* **YOUR INSTRUCTIONS**
List each line of the data in which the string "промежуточных" appears.

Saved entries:
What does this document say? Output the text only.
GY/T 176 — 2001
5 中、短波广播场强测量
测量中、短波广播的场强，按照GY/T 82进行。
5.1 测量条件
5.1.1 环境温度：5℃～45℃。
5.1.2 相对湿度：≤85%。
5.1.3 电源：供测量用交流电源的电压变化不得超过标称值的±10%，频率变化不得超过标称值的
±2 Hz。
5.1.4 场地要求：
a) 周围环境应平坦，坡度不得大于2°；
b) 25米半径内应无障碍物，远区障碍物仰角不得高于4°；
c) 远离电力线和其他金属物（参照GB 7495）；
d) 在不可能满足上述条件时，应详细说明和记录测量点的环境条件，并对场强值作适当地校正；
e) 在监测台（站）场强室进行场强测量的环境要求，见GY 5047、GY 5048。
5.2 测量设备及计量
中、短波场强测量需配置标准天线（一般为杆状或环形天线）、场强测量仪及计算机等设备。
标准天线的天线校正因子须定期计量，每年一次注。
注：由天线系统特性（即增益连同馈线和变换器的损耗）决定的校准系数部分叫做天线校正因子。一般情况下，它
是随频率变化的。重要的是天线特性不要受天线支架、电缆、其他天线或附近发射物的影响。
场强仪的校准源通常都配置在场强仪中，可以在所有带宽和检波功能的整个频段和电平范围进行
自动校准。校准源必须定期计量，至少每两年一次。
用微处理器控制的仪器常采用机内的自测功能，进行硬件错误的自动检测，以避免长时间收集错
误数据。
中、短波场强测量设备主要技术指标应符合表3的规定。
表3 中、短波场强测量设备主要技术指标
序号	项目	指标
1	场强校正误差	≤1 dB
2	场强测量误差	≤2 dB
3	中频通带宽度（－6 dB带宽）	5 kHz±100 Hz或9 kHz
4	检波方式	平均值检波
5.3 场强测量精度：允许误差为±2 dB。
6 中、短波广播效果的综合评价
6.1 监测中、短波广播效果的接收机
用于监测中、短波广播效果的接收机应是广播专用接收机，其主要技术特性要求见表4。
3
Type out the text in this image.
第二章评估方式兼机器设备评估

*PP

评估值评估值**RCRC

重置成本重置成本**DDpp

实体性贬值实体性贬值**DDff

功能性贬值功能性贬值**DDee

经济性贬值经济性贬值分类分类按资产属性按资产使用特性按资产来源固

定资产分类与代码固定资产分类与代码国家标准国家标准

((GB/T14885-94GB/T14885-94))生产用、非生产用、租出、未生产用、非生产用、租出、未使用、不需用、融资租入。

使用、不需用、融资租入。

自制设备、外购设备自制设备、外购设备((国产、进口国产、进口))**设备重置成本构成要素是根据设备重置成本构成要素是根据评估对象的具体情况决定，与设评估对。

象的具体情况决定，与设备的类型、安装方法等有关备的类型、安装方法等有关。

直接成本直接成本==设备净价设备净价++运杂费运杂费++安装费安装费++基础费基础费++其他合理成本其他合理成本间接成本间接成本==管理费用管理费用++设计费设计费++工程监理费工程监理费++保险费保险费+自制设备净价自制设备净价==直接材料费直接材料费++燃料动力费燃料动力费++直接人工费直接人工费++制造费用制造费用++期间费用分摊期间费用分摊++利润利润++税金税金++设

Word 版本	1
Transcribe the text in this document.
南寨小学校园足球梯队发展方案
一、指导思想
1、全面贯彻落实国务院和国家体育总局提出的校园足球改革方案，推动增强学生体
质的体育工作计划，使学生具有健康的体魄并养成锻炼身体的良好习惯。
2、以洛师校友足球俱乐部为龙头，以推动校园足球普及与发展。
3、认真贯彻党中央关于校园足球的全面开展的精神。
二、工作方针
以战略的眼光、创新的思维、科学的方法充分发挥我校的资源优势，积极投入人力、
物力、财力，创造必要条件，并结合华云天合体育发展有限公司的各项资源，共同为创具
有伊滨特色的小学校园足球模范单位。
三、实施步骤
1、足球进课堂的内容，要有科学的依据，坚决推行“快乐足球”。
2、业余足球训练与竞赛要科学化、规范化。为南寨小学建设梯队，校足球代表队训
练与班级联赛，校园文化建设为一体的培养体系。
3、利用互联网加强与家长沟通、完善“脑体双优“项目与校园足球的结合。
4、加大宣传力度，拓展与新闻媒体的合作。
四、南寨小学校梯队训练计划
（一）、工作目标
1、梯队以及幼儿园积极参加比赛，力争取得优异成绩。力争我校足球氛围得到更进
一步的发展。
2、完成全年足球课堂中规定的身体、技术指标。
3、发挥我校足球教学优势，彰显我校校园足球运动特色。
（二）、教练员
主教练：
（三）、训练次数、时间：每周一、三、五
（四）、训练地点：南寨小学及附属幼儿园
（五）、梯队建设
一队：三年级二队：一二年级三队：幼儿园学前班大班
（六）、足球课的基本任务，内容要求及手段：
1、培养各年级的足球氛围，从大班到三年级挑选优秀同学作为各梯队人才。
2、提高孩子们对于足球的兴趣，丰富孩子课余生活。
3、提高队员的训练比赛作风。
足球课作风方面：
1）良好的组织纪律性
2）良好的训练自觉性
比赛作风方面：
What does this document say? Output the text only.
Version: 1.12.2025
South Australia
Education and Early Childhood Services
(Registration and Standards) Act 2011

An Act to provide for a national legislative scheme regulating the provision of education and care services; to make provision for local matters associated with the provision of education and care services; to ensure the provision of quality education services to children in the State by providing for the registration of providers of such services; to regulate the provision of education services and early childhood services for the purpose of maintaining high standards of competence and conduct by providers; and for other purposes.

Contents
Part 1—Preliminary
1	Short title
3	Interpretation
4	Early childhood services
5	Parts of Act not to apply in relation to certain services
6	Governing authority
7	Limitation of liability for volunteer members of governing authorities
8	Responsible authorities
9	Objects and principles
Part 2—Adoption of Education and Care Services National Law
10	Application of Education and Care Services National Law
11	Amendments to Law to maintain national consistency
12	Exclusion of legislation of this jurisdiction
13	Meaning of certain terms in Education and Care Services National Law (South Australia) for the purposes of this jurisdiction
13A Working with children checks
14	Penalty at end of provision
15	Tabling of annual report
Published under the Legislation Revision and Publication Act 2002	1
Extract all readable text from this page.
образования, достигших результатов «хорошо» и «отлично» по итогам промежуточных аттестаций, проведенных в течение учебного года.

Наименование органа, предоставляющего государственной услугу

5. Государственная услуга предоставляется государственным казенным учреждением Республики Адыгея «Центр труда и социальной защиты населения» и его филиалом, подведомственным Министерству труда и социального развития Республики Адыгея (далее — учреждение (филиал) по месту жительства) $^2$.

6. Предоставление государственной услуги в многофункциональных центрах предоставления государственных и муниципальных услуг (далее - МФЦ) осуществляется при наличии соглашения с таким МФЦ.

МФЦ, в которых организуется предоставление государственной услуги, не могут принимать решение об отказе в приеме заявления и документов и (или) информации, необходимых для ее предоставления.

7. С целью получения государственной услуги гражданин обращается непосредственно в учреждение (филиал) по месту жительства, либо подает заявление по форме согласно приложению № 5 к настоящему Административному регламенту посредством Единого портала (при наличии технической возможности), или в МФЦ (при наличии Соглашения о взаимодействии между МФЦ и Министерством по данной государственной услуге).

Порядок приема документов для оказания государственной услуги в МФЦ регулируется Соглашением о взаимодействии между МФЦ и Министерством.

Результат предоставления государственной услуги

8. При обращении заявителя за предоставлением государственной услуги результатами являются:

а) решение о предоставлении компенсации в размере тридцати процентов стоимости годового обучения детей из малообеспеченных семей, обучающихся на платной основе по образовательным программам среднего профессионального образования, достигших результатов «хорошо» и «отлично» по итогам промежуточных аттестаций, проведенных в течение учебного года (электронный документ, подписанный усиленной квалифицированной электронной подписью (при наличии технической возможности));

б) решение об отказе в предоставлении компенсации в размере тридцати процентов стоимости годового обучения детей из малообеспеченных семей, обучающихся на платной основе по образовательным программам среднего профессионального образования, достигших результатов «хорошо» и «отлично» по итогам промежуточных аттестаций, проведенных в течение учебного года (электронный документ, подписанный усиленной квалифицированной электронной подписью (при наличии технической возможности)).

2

* **TASK RESULT**
образования, достигших результатов «хорошо» и «отлично» по итогам промежуточных аттестаций, проведенных в течение учебного года.
а) решение о предоставлении компенсации в размере тридцати процентов стоимости годового обучения детей из малообеспеченных семей, обучающихся на платной основе по образовательным программам среднего профессионального образования, достигших результатов «хорошо» и «отлично» по итогам промежуточных аттестаций, проведенных в течение учебного года (электронный документ, подписанный усиленной квалифицированной электронной подписью (при наличии технической возможности));
б) решение об отказе в предоставлении компенсации в размере тридцати процентов стоимости годового обучения детей из малообеспеченных семей, обучающихся на платной основе по образовательным программам среднего профессионального образования, достигших результатов «хорошо» и «отлично» по итогам промежуточных аттестаций, проведенных в течение учебного года (электронный документ, подписанный усиленной квалифицированной электронной подписью (при наличии технической возможности)).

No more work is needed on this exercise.